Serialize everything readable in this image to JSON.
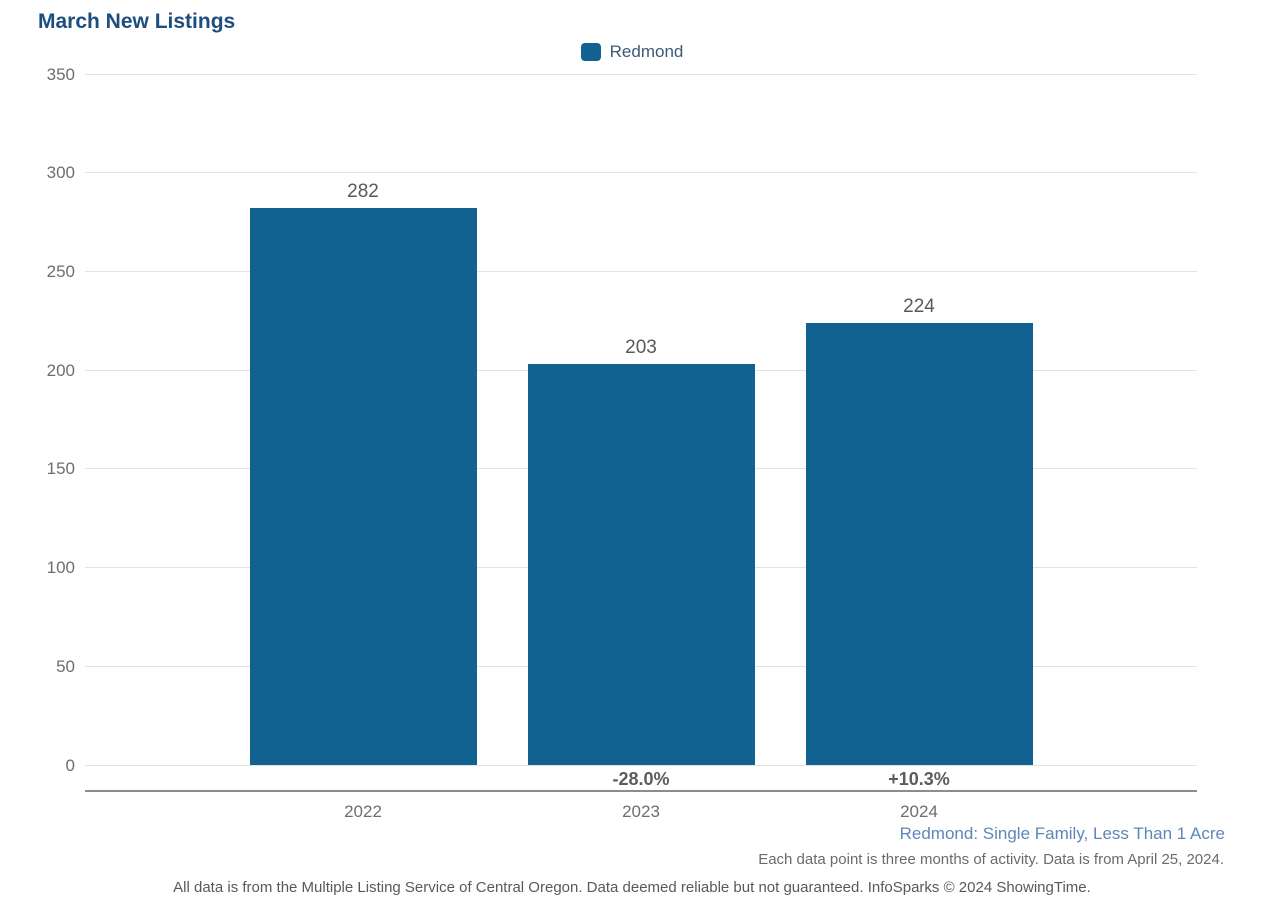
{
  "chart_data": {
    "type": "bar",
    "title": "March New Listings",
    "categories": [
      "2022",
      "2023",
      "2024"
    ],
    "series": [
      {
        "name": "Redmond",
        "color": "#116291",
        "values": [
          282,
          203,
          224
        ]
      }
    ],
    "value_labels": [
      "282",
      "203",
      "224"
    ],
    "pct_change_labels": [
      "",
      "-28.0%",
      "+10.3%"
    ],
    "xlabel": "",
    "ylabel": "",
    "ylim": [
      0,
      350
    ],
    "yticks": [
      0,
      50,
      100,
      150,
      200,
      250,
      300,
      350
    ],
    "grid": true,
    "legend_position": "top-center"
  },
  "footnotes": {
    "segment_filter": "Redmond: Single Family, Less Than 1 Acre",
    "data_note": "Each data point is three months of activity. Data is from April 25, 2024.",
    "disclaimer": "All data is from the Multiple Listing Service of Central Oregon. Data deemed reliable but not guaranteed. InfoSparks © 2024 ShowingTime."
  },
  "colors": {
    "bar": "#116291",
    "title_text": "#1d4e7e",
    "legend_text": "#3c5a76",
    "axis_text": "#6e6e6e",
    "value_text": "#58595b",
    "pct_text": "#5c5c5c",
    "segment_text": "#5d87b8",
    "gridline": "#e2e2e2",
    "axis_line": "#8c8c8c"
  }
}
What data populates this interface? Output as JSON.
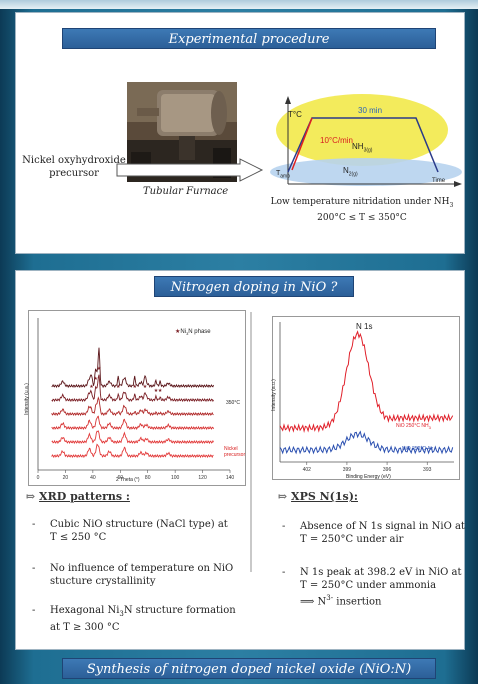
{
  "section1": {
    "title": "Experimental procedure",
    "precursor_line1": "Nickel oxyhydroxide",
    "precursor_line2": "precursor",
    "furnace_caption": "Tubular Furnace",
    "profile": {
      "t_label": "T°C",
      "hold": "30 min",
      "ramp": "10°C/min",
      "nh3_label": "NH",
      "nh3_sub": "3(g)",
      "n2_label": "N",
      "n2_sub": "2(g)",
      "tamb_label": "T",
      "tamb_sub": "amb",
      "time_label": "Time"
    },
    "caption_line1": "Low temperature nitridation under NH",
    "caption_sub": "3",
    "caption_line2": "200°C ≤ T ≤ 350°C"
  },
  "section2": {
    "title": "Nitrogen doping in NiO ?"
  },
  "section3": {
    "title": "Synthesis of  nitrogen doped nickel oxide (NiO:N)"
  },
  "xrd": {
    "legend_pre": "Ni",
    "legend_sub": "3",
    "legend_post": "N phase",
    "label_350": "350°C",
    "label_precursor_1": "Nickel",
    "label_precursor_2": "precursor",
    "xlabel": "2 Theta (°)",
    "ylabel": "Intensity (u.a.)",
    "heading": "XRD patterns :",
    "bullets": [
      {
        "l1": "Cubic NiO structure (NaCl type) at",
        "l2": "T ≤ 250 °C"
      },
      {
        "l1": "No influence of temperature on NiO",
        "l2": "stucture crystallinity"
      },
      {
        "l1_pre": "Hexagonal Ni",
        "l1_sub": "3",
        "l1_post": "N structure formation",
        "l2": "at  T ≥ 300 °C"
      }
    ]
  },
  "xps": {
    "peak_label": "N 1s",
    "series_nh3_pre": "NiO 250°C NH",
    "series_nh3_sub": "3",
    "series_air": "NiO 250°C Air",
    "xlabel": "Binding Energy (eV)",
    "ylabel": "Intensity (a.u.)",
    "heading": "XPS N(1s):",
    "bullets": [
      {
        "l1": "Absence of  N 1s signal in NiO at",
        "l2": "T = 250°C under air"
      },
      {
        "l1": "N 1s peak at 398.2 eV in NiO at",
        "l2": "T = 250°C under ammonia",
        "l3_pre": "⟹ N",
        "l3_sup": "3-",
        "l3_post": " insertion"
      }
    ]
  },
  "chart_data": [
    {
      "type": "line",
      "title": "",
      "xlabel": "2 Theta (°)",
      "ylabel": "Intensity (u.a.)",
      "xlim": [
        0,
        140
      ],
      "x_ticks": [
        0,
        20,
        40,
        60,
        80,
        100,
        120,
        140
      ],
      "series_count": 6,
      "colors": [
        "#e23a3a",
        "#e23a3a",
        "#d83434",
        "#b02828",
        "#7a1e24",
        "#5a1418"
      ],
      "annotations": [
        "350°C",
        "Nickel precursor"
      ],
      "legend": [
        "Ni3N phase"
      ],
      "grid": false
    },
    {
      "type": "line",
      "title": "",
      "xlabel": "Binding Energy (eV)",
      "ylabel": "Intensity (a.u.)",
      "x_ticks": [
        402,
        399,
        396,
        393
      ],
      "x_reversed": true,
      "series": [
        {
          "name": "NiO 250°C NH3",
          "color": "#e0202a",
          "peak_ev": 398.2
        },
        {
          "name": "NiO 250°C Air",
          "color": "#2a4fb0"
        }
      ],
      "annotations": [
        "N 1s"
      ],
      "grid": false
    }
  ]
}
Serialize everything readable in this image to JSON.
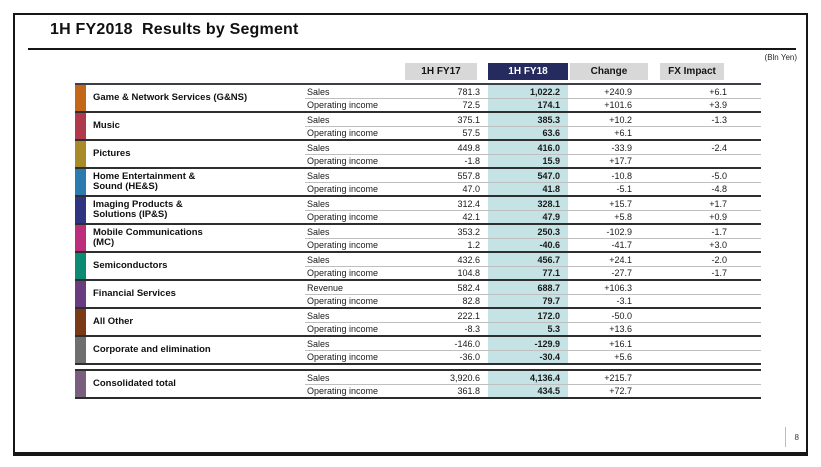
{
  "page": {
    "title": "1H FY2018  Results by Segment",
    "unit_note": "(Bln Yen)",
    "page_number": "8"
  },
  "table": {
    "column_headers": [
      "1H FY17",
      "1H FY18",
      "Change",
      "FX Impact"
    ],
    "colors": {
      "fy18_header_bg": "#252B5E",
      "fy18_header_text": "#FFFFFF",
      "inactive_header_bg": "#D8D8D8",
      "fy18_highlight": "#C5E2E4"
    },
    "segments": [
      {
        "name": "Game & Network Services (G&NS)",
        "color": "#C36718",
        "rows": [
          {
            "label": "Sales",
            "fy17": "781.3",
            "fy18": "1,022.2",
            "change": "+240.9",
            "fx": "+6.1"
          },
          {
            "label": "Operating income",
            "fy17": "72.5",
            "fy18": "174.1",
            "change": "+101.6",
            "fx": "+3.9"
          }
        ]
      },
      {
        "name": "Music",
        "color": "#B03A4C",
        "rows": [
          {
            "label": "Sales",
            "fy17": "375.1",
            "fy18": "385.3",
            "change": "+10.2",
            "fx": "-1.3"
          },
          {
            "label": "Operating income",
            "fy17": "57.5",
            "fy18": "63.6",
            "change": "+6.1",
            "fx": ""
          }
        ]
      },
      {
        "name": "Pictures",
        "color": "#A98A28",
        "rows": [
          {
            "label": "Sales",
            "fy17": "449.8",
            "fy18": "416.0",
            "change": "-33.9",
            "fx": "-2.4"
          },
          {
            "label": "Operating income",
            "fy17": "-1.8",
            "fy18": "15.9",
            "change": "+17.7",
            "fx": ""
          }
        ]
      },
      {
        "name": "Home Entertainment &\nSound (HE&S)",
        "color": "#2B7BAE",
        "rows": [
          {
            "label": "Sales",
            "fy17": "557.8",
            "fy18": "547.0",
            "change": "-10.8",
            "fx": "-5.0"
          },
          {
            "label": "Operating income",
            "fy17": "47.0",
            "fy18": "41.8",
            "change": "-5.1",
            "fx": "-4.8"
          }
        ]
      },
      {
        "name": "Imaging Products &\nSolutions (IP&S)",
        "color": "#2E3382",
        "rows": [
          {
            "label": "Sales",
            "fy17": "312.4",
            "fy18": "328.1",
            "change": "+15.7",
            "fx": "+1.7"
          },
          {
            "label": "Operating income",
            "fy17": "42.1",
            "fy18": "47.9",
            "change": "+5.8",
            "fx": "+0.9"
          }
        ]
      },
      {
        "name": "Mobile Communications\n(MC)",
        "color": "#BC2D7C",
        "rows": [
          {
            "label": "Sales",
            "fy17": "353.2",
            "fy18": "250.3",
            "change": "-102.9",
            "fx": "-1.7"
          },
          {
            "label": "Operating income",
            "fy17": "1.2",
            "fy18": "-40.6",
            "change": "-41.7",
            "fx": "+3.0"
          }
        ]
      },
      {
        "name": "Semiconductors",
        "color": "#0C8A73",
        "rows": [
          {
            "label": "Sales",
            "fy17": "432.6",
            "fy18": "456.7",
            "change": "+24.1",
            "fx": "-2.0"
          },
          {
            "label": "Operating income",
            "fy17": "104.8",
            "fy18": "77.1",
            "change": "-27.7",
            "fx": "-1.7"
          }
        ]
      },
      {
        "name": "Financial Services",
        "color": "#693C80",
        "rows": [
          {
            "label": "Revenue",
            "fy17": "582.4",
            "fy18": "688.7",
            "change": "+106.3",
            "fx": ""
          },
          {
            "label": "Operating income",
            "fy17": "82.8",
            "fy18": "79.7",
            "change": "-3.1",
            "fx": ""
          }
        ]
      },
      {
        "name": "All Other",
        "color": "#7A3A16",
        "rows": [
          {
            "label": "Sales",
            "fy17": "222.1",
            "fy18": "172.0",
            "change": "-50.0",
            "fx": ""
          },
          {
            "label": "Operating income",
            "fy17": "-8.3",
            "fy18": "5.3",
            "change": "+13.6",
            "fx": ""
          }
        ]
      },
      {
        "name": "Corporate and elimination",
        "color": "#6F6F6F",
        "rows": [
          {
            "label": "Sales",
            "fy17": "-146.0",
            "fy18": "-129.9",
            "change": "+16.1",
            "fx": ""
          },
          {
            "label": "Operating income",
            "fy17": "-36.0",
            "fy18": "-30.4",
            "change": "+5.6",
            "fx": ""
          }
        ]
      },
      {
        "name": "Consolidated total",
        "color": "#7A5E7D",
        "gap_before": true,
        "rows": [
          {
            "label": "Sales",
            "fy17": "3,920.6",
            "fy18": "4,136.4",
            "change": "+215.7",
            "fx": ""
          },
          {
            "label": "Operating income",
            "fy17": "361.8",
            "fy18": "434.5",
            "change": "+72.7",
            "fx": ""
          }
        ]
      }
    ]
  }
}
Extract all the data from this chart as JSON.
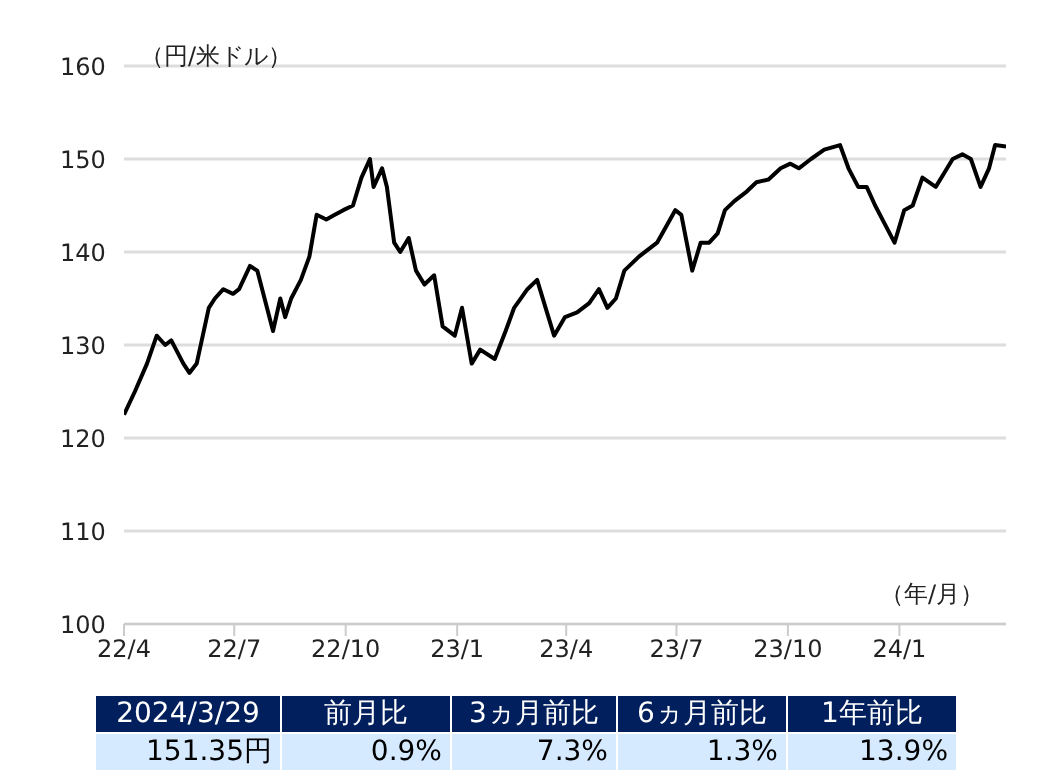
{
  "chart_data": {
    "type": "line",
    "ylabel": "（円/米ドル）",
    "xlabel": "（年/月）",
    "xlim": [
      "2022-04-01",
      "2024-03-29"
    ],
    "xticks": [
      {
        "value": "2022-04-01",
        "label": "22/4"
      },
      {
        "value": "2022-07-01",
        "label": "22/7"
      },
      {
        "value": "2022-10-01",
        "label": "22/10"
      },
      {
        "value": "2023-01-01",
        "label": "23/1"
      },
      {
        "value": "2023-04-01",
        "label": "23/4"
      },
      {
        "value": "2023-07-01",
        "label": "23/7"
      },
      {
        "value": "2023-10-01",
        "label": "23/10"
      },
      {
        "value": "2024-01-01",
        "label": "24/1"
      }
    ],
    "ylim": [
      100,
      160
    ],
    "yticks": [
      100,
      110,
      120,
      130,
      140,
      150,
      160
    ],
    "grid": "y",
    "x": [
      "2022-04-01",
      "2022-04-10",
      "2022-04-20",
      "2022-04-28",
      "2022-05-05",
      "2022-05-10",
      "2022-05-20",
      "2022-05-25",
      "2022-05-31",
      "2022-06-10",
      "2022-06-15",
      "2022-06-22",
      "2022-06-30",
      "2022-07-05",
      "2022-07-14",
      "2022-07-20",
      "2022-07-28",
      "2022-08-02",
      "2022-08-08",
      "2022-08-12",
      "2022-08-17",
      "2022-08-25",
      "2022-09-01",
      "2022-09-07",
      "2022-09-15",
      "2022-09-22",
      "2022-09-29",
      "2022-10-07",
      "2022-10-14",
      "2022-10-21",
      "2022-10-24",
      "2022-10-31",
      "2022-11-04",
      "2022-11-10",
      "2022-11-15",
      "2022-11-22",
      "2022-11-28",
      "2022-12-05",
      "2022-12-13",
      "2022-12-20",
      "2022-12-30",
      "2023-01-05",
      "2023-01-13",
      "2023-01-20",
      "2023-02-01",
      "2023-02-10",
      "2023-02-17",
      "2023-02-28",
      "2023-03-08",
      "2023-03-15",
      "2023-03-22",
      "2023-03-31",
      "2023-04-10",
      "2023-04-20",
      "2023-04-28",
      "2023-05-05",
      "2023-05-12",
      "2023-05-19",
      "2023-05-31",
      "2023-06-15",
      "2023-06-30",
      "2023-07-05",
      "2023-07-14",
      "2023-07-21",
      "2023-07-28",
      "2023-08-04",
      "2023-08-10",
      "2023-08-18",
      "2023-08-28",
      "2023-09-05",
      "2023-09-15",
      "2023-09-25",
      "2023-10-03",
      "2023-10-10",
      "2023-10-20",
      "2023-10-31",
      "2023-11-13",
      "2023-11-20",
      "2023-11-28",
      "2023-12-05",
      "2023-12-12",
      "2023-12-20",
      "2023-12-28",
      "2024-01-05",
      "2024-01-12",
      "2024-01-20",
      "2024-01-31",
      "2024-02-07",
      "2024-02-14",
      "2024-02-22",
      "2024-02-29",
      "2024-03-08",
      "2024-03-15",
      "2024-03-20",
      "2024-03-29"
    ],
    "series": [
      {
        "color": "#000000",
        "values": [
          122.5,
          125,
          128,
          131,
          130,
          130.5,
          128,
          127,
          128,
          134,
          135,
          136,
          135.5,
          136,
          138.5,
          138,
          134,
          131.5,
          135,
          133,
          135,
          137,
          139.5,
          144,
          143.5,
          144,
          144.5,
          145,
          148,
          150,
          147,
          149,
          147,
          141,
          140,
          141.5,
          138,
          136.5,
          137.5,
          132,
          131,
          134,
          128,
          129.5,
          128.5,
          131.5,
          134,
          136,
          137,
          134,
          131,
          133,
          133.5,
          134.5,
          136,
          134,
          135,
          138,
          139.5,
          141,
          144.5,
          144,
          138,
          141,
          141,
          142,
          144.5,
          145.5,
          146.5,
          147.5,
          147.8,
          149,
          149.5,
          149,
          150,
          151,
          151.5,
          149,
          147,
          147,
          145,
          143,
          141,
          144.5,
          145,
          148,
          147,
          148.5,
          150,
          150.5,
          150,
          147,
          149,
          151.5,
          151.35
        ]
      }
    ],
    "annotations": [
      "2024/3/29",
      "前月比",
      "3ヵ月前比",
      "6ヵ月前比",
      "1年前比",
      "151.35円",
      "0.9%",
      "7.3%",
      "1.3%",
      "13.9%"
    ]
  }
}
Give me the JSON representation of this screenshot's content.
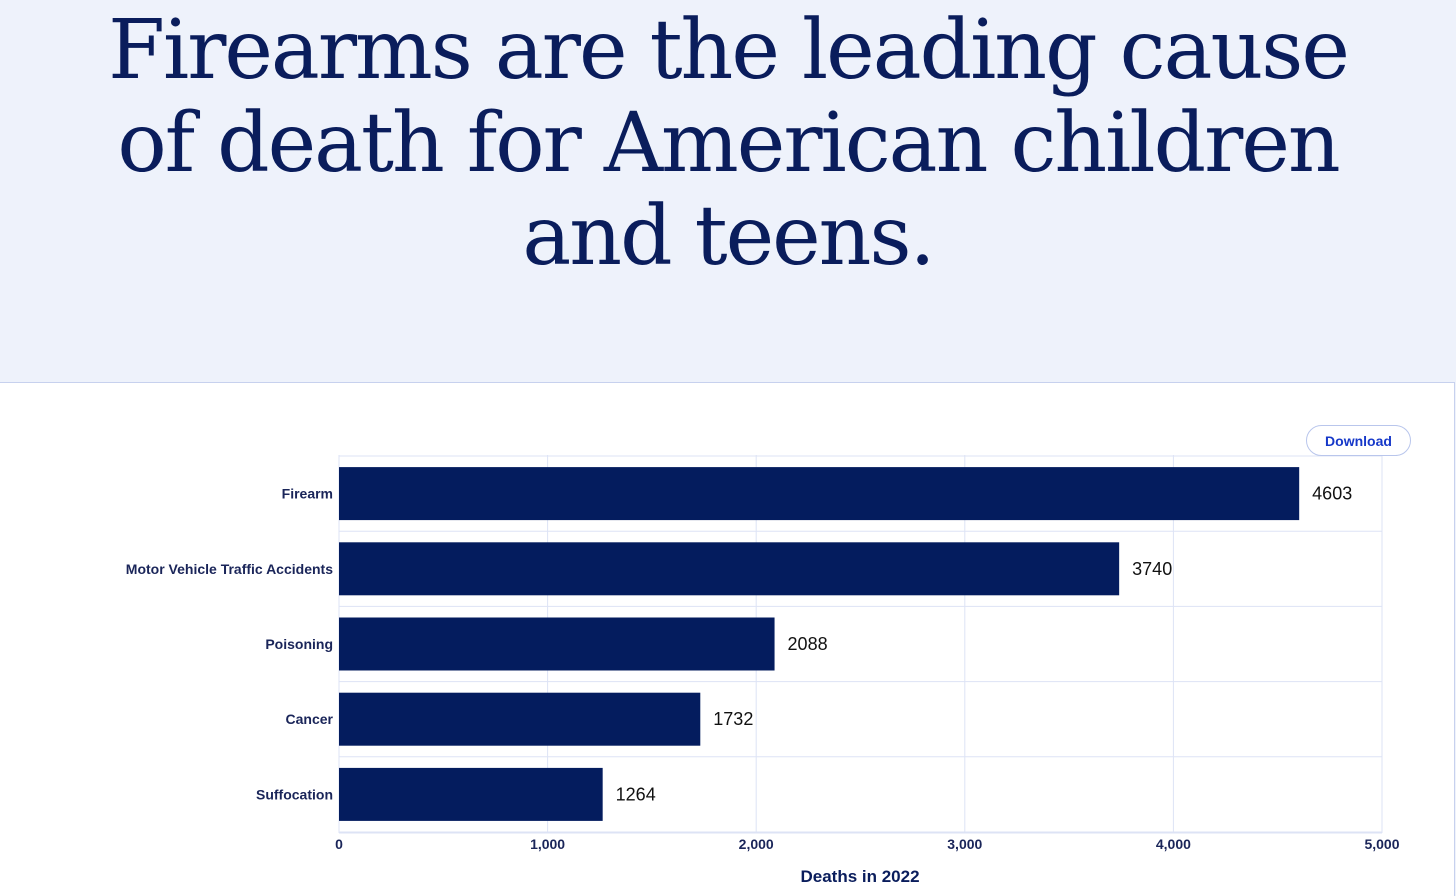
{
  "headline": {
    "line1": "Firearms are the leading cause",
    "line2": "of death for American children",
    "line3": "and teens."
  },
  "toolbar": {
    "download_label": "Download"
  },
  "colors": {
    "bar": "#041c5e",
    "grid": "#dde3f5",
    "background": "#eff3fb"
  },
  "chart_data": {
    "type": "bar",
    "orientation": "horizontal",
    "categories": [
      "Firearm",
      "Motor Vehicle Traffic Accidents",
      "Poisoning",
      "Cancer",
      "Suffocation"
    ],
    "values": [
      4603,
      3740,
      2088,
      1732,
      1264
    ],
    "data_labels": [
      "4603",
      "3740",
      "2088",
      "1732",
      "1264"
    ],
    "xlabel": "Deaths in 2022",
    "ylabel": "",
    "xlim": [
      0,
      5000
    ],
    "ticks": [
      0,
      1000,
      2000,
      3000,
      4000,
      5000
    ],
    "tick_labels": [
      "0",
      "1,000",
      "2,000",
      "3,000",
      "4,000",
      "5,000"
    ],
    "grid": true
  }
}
***
■ GIVEN EXERCISE ■
Using the listing above, return all lines where the word "under" occurs.

■ WRITTEN RESPONSE ■
    "caption_line1": "Low temperature nitridation under NH",
        "l2": "T = 250°C under air"
        "l2": "T = 250°C under ammonia",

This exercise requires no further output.